:: Written instruction ::
From the records, pick out and copy each line containing "true".

:: Listed entries ::
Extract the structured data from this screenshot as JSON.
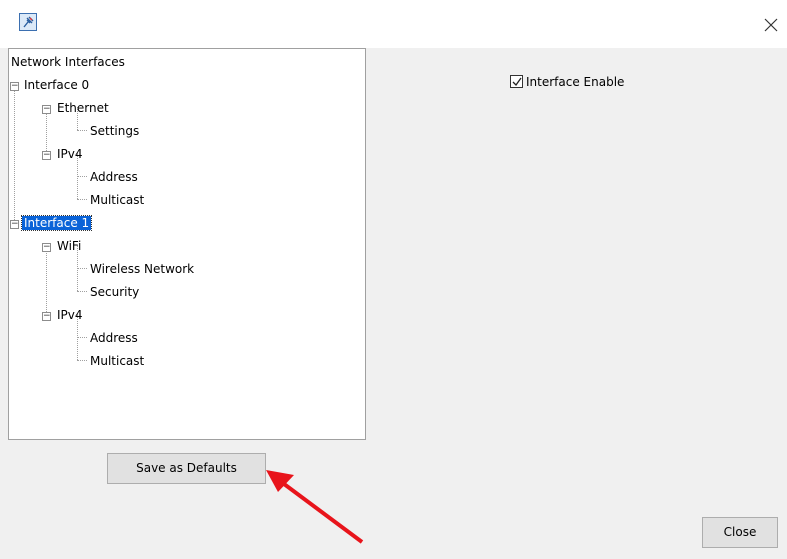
{
  "window": {
    "app_icon": "pushpin-icon",
    "close_icon": "close-icon"
  },
  "tree": {
    "root_label": "Network Interfaces",
    "interfaces": [
      {
        "label": "Interface 0",
        "selected": false,
        "groups": [
          {
            "label": "Ethernet",
            "children": [
              "Settings"
            ]
          },
          {
            "label": "IPv4",
            "children": [
              "Address",
              "Multicast"
            ]
          }
        ]
      },
      {
        "label": "Interface 1",
        "selected": true,
        "groups": [
          {
            "label": "WiFi",
            "children": [
              "Wireless Network",
              "Security"
            ]
          },
          {
            "label": "IPv4",
            "children": [
              "Address",
              "Multicast"
            ]
          }
        ]
      }
    ]
  },
  "settings": {
    "interface_enable_label": "Interface Enable",
    "interface_enable_checked": true
  },
  "buttons": {
    "save_defaults_label": "Save as Defaults",
    "close_label": "Close"
  },
  "annotation": {
    "arrow_color": "#e8141b"
  }
}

:: Completed exercise ::
        "selected": true,
    "interface_enable_checked": true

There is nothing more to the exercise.